**WHAT TO DO:** Every record below should be copied exactly, with the pictures left out.

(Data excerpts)
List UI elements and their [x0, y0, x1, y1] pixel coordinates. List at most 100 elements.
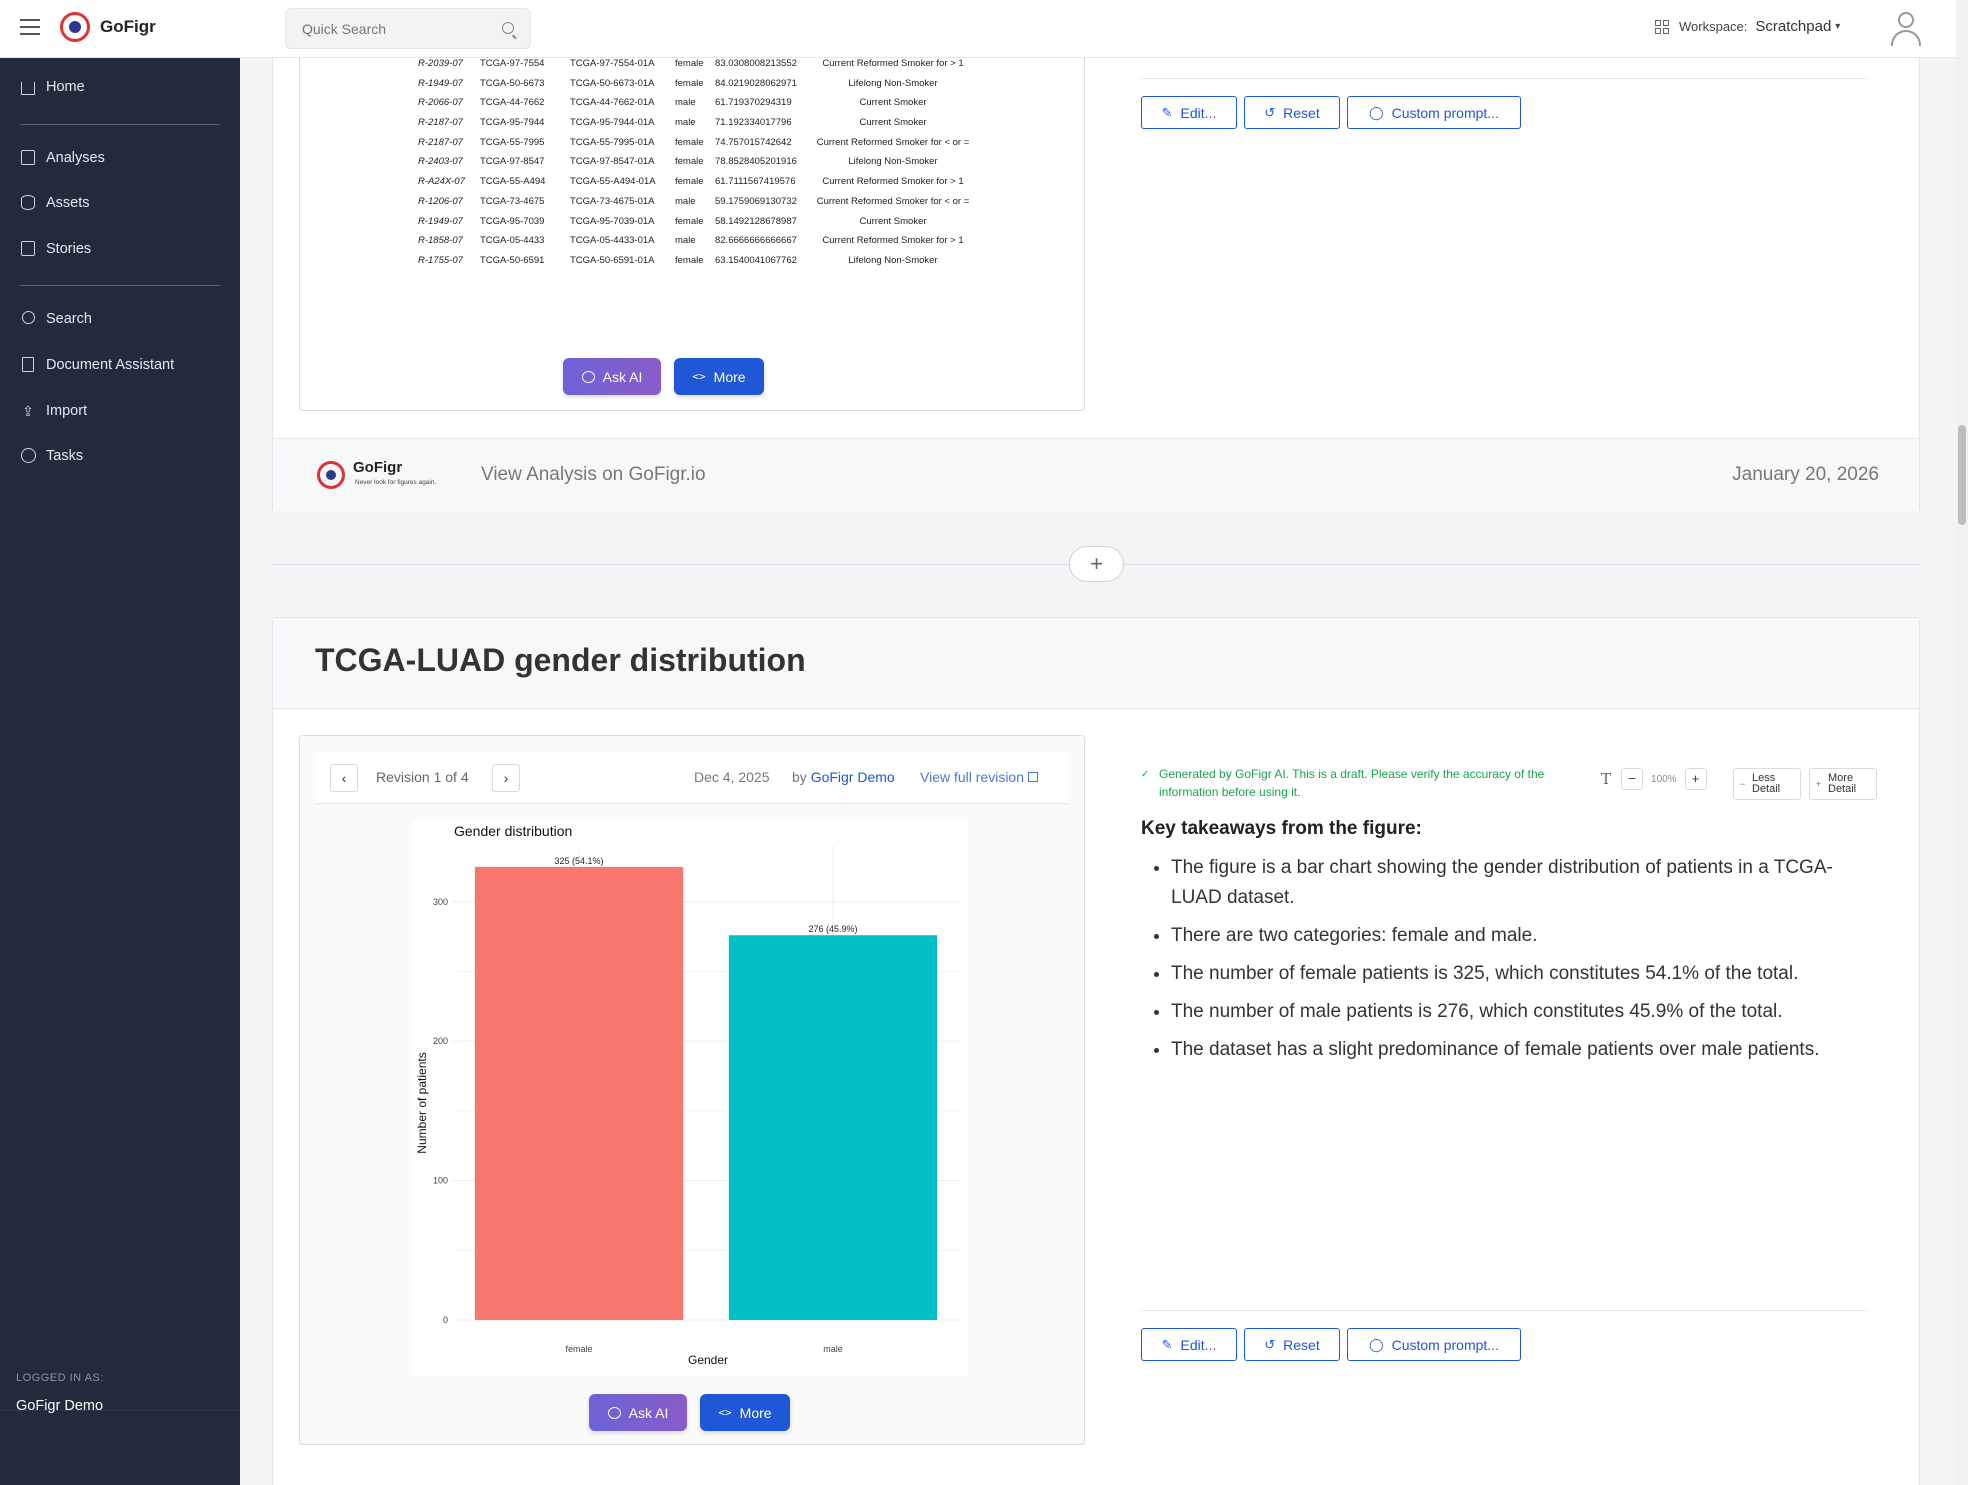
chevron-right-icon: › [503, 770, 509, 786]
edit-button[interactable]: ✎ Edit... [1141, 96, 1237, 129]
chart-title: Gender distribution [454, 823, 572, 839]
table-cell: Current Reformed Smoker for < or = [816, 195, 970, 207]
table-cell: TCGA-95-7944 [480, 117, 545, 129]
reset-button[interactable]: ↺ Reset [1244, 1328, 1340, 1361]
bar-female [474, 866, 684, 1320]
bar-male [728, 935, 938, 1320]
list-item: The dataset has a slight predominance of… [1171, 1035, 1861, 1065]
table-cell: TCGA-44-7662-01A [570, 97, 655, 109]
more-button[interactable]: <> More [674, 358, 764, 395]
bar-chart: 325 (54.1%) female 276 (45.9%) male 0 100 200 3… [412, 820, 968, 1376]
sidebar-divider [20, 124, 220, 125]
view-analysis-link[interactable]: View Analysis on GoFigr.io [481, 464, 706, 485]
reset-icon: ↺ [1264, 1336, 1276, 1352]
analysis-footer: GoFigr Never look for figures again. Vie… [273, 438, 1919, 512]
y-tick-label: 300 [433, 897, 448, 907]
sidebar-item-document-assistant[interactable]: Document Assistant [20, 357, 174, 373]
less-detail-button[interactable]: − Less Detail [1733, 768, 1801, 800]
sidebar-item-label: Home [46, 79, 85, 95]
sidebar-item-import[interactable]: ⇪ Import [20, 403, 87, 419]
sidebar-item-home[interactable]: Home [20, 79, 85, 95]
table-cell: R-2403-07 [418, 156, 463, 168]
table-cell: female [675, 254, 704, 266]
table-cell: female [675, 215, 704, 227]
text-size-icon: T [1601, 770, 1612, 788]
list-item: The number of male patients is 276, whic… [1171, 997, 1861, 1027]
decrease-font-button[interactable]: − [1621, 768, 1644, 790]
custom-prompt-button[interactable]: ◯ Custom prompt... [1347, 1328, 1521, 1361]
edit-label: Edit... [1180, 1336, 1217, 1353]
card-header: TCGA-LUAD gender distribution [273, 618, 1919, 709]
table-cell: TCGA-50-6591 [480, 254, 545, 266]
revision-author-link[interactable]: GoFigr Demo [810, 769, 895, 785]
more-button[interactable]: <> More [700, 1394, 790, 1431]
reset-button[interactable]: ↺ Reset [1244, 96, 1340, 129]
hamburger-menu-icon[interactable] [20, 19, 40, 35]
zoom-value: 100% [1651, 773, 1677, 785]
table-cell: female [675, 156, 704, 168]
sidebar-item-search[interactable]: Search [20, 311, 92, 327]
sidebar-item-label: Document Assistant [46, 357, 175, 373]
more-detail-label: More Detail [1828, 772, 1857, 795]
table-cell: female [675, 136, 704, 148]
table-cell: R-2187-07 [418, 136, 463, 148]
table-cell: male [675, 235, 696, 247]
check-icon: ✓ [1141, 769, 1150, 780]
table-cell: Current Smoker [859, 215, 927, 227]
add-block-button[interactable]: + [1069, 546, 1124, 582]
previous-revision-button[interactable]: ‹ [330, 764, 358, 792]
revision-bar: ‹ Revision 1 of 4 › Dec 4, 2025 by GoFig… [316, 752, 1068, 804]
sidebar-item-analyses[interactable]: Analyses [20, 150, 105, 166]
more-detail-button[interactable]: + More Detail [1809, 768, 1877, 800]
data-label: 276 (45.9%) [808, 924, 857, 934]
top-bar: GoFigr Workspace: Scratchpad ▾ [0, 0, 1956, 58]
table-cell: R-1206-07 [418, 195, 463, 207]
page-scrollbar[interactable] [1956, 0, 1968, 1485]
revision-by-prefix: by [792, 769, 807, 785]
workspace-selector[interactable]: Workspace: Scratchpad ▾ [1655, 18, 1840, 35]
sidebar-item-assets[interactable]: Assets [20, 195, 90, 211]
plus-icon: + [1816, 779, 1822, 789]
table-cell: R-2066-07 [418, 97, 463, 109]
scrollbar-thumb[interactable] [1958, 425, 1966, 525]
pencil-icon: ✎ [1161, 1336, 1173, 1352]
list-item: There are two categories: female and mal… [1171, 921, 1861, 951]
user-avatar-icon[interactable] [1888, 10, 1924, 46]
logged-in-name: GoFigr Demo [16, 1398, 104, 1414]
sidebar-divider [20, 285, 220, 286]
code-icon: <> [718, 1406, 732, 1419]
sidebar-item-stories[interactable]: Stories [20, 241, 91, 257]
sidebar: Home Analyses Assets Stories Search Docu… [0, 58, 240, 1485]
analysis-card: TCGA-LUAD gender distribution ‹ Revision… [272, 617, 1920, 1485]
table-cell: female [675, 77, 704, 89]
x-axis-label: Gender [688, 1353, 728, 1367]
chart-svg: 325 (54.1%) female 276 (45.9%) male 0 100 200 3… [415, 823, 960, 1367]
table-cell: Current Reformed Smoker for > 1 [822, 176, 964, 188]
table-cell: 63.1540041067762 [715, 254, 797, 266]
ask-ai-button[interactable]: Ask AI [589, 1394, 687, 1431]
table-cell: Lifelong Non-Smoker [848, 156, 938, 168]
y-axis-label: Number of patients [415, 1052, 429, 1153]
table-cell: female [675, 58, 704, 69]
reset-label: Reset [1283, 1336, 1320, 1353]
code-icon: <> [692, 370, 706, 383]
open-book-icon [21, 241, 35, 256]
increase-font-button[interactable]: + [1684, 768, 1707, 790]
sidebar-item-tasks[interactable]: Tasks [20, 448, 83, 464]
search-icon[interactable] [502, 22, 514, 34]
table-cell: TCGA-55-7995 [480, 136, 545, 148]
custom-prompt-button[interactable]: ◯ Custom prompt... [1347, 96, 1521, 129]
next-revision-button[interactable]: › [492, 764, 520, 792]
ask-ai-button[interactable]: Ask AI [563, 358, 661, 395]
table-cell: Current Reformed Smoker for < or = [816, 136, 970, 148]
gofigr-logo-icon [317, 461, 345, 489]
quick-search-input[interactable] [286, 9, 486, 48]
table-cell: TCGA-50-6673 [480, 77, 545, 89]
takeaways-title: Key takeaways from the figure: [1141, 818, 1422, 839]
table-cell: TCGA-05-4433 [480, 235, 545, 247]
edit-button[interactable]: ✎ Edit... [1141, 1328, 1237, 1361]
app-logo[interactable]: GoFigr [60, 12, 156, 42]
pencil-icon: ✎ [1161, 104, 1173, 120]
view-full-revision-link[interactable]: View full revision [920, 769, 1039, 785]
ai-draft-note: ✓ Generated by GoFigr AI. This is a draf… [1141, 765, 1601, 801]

**TASK RESULT:**
List UI elements and their [x0, y0, x1, y1] pixel coordinates. List at most 100 elements.
chevron-right-icon: › [503, 770, 509, 786]
edit-button[interactable]: ✎ Edit... [1141, 96, 1237, 129]
chart-title: Gender distribution [454, 823, 572, 839]
table-cell: Current Reformed Smoker for < or = [816, 195, 970, 207]
table-cell: TCGA-95-7944 [480, 117, 545, 129]
reset-button[interactable]: ↺ Reset [1244, 1328, 1340, 1361]
bar-female [474, 866, 684, 1320]
bar-male [728, 935, 938, 1320]
list-item: The dataset has a slight predominance of… [1171, 1035, 1861, 1065]
table-cell: TCGA-44-7662-01A [570, 97, 655, 109]
more-button[interactable]: <> More [674, 358, 764, 395]
bar-chart: 325 (54.1%) female 276 (45.9%) male 0 100 200 3… [412, 820, 968, 1376]
sidebar-divider [20, 124, 220, 125]
view-analysis-link[interactable]: View Analysis on GoFigr.io [481, 464, 706, 485]
reset-icon: ↺ [1264, 1336, 1276, 1352]
analysis-footer: GoFigr Never look for figures again. Vie… [273, 438, 1919, 512]
y-tick-label: 300 [433, 897, 448, 907]
sidebar-item-document-assistant[interactable]: Document Assistant [20, 357, 174, 373]
less-detail-button[interactable]: − Less Detail [1733, 768, 1801, 800]
sidebar-item-label: Home [46, 79, 85, 95]
sidebar-item-import[interactable]: ⇪ Import [20, 403, 87, 419]
sidebar-item-home[interactable]: Home [20, 79, 85, 95]
table-cell: R-2403-07 [418, 156, 463, 168]
table-cell: female [675, 254, 704, 266]
table-cell: female [675, 215, 704, 227]
text-size-icon: T [1601, 770, 1612, 788]
list-item: The number of male patients is 276, whic… [1171, 997, 1861, 1027]
decrease-font-button[interactable]: − [1621, 768, 1644, 790]
custom-prompt-button[interactable]: ◯ Custom prompt... [1347, 1328, 1521, 1361]
edit-label: Edit... [1180, 1336, 1217, 1353]
card-header: TCGA-LUAD gender distribution [273, 618, 1919, 709]
table-cell: TCGA-50-6591 [480, 254, 545, 266]
revision-author-link[interactable]: GoFigr Demo [810, 769, 895, 785]
more-button[interactable]: <> More [700, 1394, 790, 1431]
reset-button[interactable]: ↺ Reset [1244, 96, 1340, 129]
hamburger-menu-icon[interactable] [20, 19, 40, 35]
zoom-value: 100% [1651, 773, 1677, 785]
table-cell: female [675, 156, 704, 168]
sidebar-item-search[interactable]: Search [20, 311, 92, 327]
sidebar-item-label: Document Assistant [46, 357, 175, 373]
more-detail-label: More Detail [1828, 772, 1857, 795]
table-cell: female [675, 136, 704, 148]
table-cell: R-2187-07 [418, 136, 463, 148]
table-cell: male [675, 235, 696, 247]
check-icon: ✓ [1141, 769, 1150, 780]
table-cell: Current Smoker [859, 215, 927, 227]
add-block-button[interactable]: + [1069, 546, 1124, 582]
previous-revision-button[interactable]: ‹ [330, 764, 358, 792]
revision-bar: ‹ Revision 1 of 4 › Dec 4, 2025 by GoFig… [316, 752, 1068, 804]
sidebar-item-analyses[interactable]: Analyses [20, 150, 105, 166]
more-detail-button[interactable]: + More Detail [1809, 768, 1877, 800]
data-label: 276 (45.9%) [808, 924, 857, 934]
top-bar: GoFigr Workspace: Scratchpad ▾ [0, 0, 1956, 58]
table-cell: R-1206-07 [418, 195, 463, 207]
page-scrollbar[interactable] [1956, 0, 1968, 1485]
revision-by-prefix: by [792, 769, 807, 785]
workspace-selector[interactable]: Workspace: Scratchpad ▾ [1655, 18, 1840, 35]
sidebar-item-assets[interactable]: Assets [20, 195, 90, 211]
plus-icon: + [1816, 779, 1822, 789]
table-cell: R-2066-07 [418, 97, 463, 109]
scrollbar-thumb[interactable] [1958, 425, 1966, 525]
pencil-icon: ✎ [1161, 1336, 1173, 1352]
list-item: There are two categories: female and mal… [1171, 921, 1861, 951]
user-avatar-icon[interactable] [1888, 10, 1924, 46]
logged-in-name: GoFigr Demo [16, 1398, 104, 1414]
sidebar-divider [20, 285, 220, 286]
code-icon: <> [718, 1406, 732, 1419]
sidebar-item-stories[interactable]: Stories [20, 241, 91, 257]
sidebar: Home Analyses Assets Stories Search Docu… [0, 58, 240, 1485]
analysis-card: TCGA-LUAD gender distribution ‹ Revision… [272, 617, 1920, 1485]
table-cell: female [675, 77, 704, 89]
x-axis-label: Gender [688, 1353, 728, 1367]
chart-svg: 325 (54.1%) female 276 (45.9%) male 0 100 200 3… [415, 823, 960, 1367]
table-cell: Current Reformed Smoker for > 1 [822, 176, 964, 188]
table-cell: 63.1540041067762 [715, 254, 797, 266]
ask-ai-button[interactable]: Ask AI [589, 1394, 687, 1431]
table-cell: Lifelong Non-Smoker [848, 156, 938, 168]
y-axis-label: Number of patients [415, 1052, 429, 1153]
table-cell: female [675, 58, 704, 69]
reset-label: Reset [1283, 1336, 1320, 1353]
code-icon: <> [692, 370, 706, 383]
open-book-icon [21, 241, 35, 256]
increase-font-button[interactable]: + [1684, 768, 1707, 790]
sidebar-item-tasks[interactable]: Tasks [20, 448, 83, 464]
search-icon[interactable] [502, 22, 514, 34]
table-cell: TCGA-55-7995 [480, 136, 545, 148]
custom-prompt-button[interactable]: ◯ Custom prompt... [1347, 96, 1521, 129]
next-revision-button[interactable]: › [492, 764, 520, 792]
ask-ai-button[interactable]: Ask AI [563, 358, 661, 395]
table-cell: Current Reformed Smoker for < or = [816, 136, 970, 148]
gofigr-logo-icon [317, 461, 345, 489]
quick-search-input[interactable] [286, 9, 486, 48]
table-cell: TCGA-50-6673 [480, 77, 545, 89]
takeaways-title: Key takeaways from the figure: [1141, 818, 1422, 839]
table-cell: TCGA-05-4433 [480, 235, 545, 247]
edit-button[interactable]: ✎ Edit... [1141, 1328, 1237, 1361]
app-logo[interactable]: GoFigr [60, 12, 156, 42]
pencil-icon: ✎ [1161, 104, 1173, 120]
view-full-revision-link[interactable]: View full revision [920, 769, 1039, 785]
ai-draft-note: ✓ Generated by GoFigr AI. This is a draf… [1141, 765, 1601, 801]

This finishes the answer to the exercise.